Monday, May 16, 2022

Contrast and How is Leads to a Budget Revision

Things have been super busy over the last few months.  It's been tax season, and as a preparer with their own business, I've had my hands full.  It's been a wonderful kind of busy though.  I'm incredibly grateful for the business that has flowed to me, and even more grateful for the continual growth it will experience in the future.  Aside from business being quite busy, I've done a fair amount of travel recently.  The pandemic and some recent losses have really shown me some things I want in life by way of providing contrast.

Contrast is what it's called when you have an experience that is less than fabulous, and it serves the purpose of setting you up to a greater understanding of that which you do want in your life.  Maybe you have a horrible experience with a boss, or relationship, or a past-due bill; it makes you feel terrible, but simultaneously makes you realize the way you want your life to be.  That's contrast.  

Well, I've been experiencing a lot of contrast recently, some of which has made me really miss connecting with people I love in person.  I want more of that in my life.  Also, being so still throughout the pandemic has made me realize how much I love to get up and go!  I love hopping an airplane and appearing somewhere that a friend or loved one lives; seeing interesting things, and above all, connecting.  So, I've taken advantage of a couple of teacher breaks so as to get a little more of that in my life.  I visited some family in the Pacific Northwest, saw one of my very best friends, and made the last-minute decision to catch my cousin's wedding in Arizona.  These were honestly some of the very best dollars I could have spent, as these experiences will remain with me long after possessions are gone.

:: MATERIAL SUPPLIED ::

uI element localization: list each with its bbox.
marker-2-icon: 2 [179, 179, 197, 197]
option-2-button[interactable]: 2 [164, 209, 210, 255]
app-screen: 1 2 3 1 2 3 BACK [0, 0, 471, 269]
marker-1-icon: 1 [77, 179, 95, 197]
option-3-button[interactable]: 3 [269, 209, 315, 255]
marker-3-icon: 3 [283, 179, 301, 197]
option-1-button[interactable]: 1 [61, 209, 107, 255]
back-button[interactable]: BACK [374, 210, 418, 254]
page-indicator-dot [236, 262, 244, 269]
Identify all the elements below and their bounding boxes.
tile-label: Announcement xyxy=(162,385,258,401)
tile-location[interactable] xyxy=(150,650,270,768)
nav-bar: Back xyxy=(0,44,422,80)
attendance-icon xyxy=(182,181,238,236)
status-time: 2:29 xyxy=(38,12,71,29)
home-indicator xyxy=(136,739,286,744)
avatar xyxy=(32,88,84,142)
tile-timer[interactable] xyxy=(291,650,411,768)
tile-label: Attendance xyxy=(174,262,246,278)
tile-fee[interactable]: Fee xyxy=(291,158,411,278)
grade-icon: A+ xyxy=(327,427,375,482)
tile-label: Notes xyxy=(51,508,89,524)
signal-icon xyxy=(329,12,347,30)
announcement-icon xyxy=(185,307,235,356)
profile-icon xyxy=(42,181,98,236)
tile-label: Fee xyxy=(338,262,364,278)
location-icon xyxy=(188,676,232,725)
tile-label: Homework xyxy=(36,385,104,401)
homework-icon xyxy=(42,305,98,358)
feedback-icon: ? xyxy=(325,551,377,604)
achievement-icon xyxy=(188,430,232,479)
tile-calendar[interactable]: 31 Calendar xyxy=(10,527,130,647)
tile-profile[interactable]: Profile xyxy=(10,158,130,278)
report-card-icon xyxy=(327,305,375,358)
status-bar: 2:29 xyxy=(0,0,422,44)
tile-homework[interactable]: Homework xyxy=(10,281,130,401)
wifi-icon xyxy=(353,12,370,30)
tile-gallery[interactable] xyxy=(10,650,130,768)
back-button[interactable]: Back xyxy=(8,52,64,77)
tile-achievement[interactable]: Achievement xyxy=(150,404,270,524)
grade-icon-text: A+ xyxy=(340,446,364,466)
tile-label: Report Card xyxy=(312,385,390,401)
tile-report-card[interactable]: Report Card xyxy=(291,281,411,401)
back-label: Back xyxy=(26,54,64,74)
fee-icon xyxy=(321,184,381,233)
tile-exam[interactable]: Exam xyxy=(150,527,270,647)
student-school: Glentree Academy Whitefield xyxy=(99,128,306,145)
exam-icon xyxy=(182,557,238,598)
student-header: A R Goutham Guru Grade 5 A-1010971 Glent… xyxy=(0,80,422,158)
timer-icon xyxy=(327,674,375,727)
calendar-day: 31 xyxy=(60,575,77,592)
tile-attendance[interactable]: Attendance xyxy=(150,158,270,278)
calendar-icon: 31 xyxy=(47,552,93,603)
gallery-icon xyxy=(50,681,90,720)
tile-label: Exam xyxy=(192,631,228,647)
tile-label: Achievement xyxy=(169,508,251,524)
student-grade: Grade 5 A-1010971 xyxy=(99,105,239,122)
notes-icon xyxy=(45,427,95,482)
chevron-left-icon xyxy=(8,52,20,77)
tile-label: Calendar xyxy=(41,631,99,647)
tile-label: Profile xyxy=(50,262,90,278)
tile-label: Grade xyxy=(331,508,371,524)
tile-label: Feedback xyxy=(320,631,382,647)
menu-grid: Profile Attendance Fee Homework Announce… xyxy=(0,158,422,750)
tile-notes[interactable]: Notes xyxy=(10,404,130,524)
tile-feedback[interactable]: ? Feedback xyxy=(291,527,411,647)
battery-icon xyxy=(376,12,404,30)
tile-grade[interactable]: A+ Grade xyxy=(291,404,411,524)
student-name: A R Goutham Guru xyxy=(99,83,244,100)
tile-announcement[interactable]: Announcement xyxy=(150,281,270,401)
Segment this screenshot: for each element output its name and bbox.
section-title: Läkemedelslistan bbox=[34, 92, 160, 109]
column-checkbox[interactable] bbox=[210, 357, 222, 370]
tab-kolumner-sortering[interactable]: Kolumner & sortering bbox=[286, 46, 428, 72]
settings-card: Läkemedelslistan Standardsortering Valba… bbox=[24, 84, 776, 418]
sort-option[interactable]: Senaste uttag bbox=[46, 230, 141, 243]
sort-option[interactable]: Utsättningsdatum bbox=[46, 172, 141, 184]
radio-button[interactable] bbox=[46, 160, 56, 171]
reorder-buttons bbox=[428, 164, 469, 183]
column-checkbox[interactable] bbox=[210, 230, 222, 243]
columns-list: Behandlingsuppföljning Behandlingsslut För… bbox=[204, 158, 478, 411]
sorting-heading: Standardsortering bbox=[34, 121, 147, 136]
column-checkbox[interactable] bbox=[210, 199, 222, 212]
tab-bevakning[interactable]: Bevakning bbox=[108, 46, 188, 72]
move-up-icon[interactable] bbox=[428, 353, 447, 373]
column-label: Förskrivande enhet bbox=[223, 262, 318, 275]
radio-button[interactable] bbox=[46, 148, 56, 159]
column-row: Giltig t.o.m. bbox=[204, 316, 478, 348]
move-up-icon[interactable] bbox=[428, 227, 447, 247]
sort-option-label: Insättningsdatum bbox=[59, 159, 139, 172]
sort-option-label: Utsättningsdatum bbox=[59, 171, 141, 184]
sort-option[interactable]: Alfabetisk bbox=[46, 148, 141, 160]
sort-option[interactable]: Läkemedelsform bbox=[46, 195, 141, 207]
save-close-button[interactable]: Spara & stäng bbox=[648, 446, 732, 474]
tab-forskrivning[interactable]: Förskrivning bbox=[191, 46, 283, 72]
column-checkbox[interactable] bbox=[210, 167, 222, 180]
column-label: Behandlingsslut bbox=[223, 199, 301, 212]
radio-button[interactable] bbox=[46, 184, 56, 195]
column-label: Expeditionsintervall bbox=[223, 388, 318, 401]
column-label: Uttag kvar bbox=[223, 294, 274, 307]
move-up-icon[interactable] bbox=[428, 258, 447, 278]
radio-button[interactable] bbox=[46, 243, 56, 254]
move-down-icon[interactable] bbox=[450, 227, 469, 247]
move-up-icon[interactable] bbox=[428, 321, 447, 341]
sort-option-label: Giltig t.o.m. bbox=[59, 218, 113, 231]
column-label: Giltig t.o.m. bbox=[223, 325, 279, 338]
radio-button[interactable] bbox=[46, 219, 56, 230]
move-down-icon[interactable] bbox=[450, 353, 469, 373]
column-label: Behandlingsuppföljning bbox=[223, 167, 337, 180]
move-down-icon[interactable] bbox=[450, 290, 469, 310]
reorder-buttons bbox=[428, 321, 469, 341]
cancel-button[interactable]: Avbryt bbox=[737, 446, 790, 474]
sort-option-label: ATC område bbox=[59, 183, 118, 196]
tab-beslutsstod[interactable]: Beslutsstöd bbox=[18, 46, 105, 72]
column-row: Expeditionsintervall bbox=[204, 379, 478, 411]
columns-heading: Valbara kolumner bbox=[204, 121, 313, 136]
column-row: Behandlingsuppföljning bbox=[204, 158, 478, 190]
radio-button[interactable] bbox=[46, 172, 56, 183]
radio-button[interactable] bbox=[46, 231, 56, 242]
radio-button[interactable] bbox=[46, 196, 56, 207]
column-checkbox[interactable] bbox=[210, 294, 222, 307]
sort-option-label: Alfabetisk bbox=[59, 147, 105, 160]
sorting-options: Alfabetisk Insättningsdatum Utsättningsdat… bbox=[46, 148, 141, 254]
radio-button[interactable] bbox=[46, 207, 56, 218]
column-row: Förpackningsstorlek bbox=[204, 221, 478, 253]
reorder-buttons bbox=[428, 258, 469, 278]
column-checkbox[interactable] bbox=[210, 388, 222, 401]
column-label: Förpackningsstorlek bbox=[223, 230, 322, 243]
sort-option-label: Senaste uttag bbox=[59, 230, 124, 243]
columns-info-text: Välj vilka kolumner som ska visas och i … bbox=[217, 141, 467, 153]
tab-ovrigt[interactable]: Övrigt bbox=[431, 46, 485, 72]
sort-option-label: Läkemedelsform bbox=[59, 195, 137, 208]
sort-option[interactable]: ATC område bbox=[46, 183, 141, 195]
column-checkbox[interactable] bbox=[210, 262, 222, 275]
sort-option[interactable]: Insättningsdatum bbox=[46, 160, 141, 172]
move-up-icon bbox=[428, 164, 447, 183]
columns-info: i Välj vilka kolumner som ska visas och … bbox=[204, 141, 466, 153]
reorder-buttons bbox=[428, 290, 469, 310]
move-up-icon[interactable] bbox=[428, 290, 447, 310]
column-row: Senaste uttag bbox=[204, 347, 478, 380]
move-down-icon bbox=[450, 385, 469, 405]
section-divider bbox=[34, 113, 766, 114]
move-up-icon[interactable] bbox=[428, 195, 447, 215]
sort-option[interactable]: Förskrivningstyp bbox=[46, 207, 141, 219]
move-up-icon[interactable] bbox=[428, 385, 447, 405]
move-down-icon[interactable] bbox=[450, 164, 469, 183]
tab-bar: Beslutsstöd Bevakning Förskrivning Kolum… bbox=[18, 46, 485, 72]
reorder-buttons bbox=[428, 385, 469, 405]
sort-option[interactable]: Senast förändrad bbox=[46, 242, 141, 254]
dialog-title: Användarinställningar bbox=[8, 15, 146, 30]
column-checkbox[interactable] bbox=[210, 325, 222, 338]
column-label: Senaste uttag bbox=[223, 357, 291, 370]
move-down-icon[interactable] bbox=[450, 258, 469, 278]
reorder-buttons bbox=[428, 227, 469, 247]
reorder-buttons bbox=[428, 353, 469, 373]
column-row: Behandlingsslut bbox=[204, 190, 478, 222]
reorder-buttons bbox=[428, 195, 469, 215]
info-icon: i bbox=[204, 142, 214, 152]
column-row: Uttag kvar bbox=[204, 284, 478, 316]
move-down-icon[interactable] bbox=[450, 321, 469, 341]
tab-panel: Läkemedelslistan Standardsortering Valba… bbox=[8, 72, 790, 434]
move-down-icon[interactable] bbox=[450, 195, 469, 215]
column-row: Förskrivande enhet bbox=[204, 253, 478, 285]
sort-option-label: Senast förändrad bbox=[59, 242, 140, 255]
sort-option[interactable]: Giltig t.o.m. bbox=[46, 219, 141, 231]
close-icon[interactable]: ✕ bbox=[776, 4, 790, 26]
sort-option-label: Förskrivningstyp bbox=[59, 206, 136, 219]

:: EXERCISE REQUIREMENTS ::
From the blog post on contrast and a budget revision, reproduce the passage starting at "Well, I've been" and ending at "possessions are gone.".

:: TASK ANSWER ::
Well, I've been experiencing a lot of contrast recently, some of which has made me really miss connecting with people I love in person.  I want more of that in my life.  Also, being so still throughout the pandemic has made me realize how much I love to get up and go!  I love hopping an airplane and appearing somewhere that a friend or loved one lives; seeing interesting things, and above all, connecting.  So, I've taken advantage of a couple of teacher breaks so as to get a little more of that in my life.  I visited some family in the Pacific Northwest, saw one of my very best friends, and made the last-minute decision to catch my cousin's wedding in Arizona.  These were honestly some of the very best dollars I could have spent, as these experiences will remain with me long after possessions are gone.